**Exercise requirements:** Copy out the material below, swapping each "triangle-bullet-icon" for "triangle-marker-icon" and changing nothing else.
========================
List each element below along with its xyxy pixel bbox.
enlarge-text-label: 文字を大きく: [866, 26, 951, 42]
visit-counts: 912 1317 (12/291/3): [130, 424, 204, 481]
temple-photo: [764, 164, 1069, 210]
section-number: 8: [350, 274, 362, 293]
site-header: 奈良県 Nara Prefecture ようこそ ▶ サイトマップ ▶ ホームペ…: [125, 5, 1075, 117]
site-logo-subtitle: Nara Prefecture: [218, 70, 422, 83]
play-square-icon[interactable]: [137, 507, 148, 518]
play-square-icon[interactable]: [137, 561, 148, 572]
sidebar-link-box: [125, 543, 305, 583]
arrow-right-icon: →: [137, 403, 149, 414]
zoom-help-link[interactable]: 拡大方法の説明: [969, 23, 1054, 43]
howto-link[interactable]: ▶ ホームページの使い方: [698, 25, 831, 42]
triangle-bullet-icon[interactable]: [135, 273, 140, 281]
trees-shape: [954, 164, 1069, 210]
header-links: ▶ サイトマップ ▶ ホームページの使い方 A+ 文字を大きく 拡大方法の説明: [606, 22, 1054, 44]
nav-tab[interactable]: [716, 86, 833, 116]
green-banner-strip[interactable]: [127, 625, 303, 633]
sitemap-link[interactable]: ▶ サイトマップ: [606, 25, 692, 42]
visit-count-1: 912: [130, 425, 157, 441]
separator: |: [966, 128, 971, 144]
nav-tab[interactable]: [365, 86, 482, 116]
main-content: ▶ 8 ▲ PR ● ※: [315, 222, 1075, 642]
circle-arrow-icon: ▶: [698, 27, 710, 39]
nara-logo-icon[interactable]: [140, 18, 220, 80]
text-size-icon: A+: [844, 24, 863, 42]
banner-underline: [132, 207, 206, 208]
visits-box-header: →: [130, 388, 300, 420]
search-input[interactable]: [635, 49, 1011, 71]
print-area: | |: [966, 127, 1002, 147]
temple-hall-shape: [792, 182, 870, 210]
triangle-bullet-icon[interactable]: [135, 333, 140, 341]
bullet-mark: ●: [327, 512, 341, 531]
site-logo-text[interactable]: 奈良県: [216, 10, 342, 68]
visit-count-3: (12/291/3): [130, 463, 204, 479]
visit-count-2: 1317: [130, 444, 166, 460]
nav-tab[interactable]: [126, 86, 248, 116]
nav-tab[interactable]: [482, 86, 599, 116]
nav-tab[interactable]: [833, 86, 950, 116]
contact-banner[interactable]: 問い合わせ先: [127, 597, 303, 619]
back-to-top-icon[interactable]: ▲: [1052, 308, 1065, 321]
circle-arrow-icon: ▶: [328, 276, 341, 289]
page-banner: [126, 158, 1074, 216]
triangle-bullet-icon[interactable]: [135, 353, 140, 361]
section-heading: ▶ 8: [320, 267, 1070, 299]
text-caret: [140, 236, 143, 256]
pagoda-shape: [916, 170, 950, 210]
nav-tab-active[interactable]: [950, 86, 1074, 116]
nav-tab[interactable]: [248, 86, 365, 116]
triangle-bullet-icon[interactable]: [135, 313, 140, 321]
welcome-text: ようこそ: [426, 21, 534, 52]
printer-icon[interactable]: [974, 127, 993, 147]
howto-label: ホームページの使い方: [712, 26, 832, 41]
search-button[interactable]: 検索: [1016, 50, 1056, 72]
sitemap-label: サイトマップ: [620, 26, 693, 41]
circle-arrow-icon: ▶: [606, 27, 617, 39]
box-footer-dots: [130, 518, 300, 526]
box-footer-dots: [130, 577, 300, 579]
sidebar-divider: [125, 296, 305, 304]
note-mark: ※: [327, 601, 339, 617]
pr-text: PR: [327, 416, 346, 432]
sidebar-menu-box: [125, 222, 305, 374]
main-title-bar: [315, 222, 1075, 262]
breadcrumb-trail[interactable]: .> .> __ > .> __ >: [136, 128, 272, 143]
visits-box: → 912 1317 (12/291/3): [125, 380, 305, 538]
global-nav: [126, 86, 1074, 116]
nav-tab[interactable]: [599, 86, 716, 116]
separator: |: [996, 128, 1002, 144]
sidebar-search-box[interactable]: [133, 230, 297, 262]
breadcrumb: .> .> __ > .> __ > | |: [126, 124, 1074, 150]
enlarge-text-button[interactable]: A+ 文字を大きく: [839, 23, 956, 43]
========================
**Worked answer:**
List each element below along with its xyxy pixel bbox.
enlarge-text-label: 文字を大きく: [866, 26, 951, 42]
visit-counts: 912 1317 (12/291/3): [130, 424, 204, 481]
temple-photo: [764, 164, 1069, 210]
section-number: 8: [350, 274, 362, 293]
site-header: 奈良県 Nara Prefecture ようこそ ▶ サイトマップ ▶ ホームペ…: [125, 5, 1075, 117]
site-logo-subtitle: Nara Prefecture: [218, 70, 422, 83]
play-square-icon[interactable]: [137, 507, 148, 518]
play-square-icon[interactable]: [137, 561, 148, 572]
sidebar-link-box: [125, 543, 305, 583]
arrow-right-icon: →: [137, 403, 149, 414]
zoom-help-link[interactable]: 拡大方法の説明: [969, 23, 1054, 43]
howto-link[interactable]: ▶ ホームページの使い方: [698, 25, 831, 42]
triangle-marker-icon[interactable]: [135, 273, 140, 281]
trees-shape: [954, 164, 1069, 210]
header-links: ▶ サイトマップ ▶ ホームページの使い方 A+ 文字を大きく 拡大方法の説明: [606, 22, 1054, 44]
nav-tab[interactable]: [716, 86, 833, 116]
green-banner-strip[interactable]: [127, 625, 303, 633]
sitemap-link[interactable]: ▶ サイトマップ: [606, 25, 692, 42]
visit-count-1: 912: [130, 425, 157, 441]
separator: |: [966, 128, 971, 144]
nav-tab[interactable]: [365, 86, 482, 116]
main-content: ▶ 8 ▲ PR ● ※: [315, 222, 1075, 642]
circle-arrow-icon: ▶: [698, 27, 710, 39]
nara-logo-icon[interactable]: [140, 18, 220, 80]
text-size-icon: A+: [844, 24, 863, 42]
banner-underline: [132, 207, 206, 208]
visits-box-header: →: [130, 388, 300, 420]
search-input[interactable]: [635, 49, 1011, 71]
print-area: | |: [966, 127, 1002, 147]
temple-hall-shape: [792, 182, 870, 210]
triangle-marker-icon[interactable]: [135, 333, 140, 341]
bullet-mark: ●: [327, 512, 341, 531]
site-logo-text[interactable]: 奈良県: [216, 10, 342, 68]
visit-count-3: (12/291/3): [130, 463, 204, 479]
visit-count-2: 1317: [130, 444, 166, 460]
nav-tab[interactable]: [126, 86, 248, 116]
nav-tab[interactable]: [482, 86, 599, 116]
nav-tab[interactable]: [833, 86, 950, 116]
contact-banner[interactable]: 問い合わせ先: [127, 597, 303, 619]
back-to-top-icon[interactable]: ▲: [1052, 308, 1065, 321]
circle-arrow-icon: ▶: [328, 276, 341, 289]
page-banner: [126, 158, 1074, 216]
triangle-marker-icon[interactable]: [135, 353, 140, 361]
section-heading: ▶ 8: [320, 267, 1070, 299]
text-caret: [140, 236, 143, 256]
pagoda-shape: [916, 170, 950, 210]
nav-tab-active[interactable]: [950, 86, 1074, 116]
nav-tab[interactable]: [248, 86, 365, 116]
triangle-marker-icon[interactable]: [135, 313, 140, 321]
welcome-text: ようこそ: [426, 21, 534, 52]
printer-icon[interactable]: [974, 127, 993, 147]
howto-label: ホームページの使い方: [712, 26, 832, 41]
search-button[interactable]: 検索: [1016, 50, 1056, 72]
sitemap-label: サイトマップ: [620, 26, 693, 41]
circle-arrow-icon: ▶: [606, 27, 617, 39]
box-footer-dots: [130, 518, 300, 526]
box-footer-dots: [130, 577, 300, 579]
sidebar-divider: [125, 296, 305, 304]
note-mark: ※: [327, 601, 339, 617]
pr-text: PR: [327, 416, 346, 432]
sidebar-menu-box: [125, 222, 305, 374]
main-title-bar: [315, 222, 1075, 262]
breadcrumb-trail[interactable]: .> .> __ > .> __ >: [136, 128, 272, 143]
visits-box: → 912 1317 (12/291/3): [125, 380, 305, 538]
global-nav: [126, 86, 1074, 116]
nav-tab[interactable]: [599, 86, 716, 116]
separator: |: [996, 128, 1002, 144]
sidebar-search-box[interactable]: [133, 230, 297, 262]
breadcrumb: .> .> __ > .> __ > | |: [126, 124, 1074, 150]
enlarge-text-button[interactable]: A+ 文字を大きく: [839, 23, 956, 43]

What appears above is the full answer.